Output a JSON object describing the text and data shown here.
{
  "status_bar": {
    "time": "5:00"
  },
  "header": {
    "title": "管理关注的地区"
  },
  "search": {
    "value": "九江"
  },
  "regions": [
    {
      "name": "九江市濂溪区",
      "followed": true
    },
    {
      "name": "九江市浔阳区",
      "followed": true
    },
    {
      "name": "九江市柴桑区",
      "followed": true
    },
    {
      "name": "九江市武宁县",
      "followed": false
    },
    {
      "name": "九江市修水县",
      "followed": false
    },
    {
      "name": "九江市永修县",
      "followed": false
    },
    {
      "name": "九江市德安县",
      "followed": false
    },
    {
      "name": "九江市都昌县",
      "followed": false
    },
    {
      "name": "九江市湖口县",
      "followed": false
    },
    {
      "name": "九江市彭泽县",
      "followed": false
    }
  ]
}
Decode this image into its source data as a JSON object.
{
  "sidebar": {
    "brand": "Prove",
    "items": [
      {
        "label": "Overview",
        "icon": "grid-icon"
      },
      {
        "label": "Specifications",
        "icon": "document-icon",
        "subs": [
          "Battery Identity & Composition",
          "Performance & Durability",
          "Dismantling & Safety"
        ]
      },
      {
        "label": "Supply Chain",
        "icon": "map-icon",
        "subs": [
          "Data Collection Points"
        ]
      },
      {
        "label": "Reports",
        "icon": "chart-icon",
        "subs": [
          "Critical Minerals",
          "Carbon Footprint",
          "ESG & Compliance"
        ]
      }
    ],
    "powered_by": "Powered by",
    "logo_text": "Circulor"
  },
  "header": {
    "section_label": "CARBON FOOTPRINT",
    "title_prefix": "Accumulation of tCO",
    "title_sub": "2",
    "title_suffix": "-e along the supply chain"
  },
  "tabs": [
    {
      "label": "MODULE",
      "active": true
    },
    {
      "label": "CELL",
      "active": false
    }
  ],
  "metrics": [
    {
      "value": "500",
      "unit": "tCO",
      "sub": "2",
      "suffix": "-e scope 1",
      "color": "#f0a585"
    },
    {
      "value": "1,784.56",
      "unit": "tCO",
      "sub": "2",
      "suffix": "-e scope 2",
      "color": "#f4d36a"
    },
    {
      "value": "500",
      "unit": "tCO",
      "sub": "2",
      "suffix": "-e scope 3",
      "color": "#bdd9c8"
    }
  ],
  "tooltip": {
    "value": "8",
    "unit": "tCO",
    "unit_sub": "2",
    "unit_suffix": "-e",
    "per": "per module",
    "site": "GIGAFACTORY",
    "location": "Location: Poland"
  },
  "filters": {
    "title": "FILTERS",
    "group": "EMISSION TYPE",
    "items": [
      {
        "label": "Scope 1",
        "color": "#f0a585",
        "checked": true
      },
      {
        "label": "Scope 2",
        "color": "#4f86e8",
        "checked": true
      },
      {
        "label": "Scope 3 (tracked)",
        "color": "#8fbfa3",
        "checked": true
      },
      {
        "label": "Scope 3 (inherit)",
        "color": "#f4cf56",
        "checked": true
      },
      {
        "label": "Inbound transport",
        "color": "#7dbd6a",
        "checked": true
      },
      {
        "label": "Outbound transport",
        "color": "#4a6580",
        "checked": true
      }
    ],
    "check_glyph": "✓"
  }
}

EXERCISE DESCRIPTION: Say how many lines in the records contain the string "color", and say nothing else.

RESULT OF THE TASK: 9